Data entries

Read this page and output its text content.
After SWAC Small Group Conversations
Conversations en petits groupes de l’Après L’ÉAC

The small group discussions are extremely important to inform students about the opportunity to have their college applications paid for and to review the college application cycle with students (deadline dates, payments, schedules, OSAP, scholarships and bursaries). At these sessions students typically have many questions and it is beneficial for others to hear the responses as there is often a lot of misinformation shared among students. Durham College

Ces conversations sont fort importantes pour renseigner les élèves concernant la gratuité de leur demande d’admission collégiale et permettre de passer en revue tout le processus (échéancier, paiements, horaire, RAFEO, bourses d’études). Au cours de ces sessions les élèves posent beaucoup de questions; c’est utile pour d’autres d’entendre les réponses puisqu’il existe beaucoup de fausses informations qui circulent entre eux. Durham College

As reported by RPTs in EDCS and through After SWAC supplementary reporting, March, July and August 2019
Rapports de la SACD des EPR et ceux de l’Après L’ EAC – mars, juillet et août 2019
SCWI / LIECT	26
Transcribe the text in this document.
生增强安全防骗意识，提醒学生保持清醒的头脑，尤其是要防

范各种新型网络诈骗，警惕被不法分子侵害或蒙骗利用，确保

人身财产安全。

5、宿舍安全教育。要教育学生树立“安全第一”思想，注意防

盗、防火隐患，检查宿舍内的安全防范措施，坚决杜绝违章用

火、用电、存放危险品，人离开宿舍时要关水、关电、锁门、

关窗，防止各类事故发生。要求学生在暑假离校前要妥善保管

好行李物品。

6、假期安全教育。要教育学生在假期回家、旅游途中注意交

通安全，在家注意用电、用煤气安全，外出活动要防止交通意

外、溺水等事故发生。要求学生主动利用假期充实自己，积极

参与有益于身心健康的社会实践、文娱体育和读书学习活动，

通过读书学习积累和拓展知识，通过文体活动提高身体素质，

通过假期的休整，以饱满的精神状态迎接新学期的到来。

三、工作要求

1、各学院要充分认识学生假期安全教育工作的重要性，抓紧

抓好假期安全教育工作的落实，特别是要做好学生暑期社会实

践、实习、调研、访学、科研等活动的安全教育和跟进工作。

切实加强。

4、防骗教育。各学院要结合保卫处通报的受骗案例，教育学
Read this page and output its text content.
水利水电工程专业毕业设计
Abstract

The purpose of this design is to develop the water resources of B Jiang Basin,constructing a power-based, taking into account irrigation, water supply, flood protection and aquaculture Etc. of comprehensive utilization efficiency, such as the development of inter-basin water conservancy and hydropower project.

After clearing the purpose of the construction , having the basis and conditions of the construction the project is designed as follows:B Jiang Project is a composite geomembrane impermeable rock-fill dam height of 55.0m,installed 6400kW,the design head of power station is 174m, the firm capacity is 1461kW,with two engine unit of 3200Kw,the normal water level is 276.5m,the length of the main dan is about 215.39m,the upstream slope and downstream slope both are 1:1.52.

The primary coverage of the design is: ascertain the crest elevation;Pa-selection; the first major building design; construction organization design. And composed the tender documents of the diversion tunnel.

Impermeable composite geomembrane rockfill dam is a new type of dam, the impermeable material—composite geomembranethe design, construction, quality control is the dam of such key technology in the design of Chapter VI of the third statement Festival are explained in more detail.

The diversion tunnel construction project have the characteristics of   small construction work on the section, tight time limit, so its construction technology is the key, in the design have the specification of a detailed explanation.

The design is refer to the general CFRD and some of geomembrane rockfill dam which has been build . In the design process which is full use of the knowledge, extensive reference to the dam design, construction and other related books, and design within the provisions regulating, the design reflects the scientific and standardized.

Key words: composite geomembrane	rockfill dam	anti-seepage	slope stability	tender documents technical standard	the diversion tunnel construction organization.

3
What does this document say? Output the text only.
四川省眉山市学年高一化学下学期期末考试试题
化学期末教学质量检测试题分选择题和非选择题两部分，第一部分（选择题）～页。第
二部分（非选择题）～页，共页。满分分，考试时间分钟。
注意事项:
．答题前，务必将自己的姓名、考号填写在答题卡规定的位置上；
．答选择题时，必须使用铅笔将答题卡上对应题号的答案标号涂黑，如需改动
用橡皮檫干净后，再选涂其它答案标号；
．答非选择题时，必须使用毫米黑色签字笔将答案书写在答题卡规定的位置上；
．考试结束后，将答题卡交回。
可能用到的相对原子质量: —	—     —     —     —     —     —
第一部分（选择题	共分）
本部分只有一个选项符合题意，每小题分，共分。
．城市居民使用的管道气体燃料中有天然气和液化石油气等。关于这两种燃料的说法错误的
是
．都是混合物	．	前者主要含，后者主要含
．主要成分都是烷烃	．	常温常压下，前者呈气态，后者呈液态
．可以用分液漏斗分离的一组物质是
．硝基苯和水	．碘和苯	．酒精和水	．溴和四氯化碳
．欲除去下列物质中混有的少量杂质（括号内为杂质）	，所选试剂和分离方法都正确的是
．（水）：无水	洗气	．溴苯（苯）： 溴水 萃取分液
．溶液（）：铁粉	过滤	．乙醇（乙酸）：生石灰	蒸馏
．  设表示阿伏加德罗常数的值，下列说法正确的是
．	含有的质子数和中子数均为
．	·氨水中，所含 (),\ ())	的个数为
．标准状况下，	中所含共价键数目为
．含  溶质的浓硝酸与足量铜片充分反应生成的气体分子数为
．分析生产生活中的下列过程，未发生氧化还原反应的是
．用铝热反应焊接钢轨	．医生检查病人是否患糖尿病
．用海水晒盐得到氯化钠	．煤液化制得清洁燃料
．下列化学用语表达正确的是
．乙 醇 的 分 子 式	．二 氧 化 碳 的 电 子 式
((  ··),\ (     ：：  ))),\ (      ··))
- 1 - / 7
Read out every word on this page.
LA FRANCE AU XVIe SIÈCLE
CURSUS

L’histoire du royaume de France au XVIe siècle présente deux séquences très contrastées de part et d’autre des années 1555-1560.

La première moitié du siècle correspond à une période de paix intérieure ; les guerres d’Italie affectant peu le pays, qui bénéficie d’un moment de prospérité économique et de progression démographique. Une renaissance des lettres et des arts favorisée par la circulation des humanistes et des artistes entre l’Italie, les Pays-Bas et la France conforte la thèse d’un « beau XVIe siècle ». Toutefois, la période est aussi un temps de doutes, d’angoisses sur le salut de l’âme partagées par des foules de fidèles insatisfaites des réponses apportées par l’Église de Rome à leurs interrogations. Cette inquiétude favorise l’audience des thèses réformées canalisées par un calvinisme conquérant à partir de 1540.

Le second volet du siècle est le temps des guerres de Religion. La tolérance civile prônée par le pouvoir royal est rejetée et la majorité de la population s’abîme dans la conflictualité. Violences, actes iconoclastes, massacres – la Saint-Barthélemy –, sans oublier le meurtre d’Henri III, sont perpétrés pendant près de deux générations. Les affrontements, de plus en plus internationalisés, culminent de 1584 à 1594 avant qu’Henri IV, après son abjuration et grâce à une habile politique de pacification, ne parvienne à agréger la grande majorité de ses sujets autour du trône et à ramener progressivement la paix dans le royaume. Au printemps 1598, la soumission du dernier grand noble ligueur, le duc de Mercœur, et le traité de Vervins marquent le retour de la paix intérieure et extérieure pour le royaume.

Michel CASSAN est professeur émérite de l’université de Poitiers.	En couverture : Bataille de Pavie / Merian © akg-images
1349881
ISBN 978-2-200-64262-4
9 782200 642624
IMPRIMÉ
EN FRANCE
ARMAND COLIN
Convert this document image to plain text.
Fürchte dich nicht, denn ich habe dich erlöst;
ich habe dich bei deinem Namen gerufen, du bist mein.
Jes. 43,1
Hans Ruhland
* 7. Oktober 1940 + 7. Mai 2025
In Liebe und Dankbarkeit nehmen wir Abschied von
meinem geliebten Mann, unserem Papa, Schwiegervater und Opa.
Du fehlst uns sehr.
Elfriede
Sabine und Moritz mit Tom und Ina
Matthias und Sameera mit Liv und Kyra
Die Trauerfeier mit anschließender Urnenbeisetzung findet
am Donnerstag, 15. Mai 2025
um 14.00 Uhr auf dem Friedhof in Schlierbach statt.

What you have to do - Which lines contain "tender"? Show each of them.

Completed task -
The primary coverage of the design is: ascertain the crest elevation;Pa-selection; the first major building design; construction organization design. And composed the tender documents of the diversion tunnel.
Key words: composite geomembrane	rockfill dam	anti-seepage	slope stability	tender documents technical standard	the diversion tunnel construction organization.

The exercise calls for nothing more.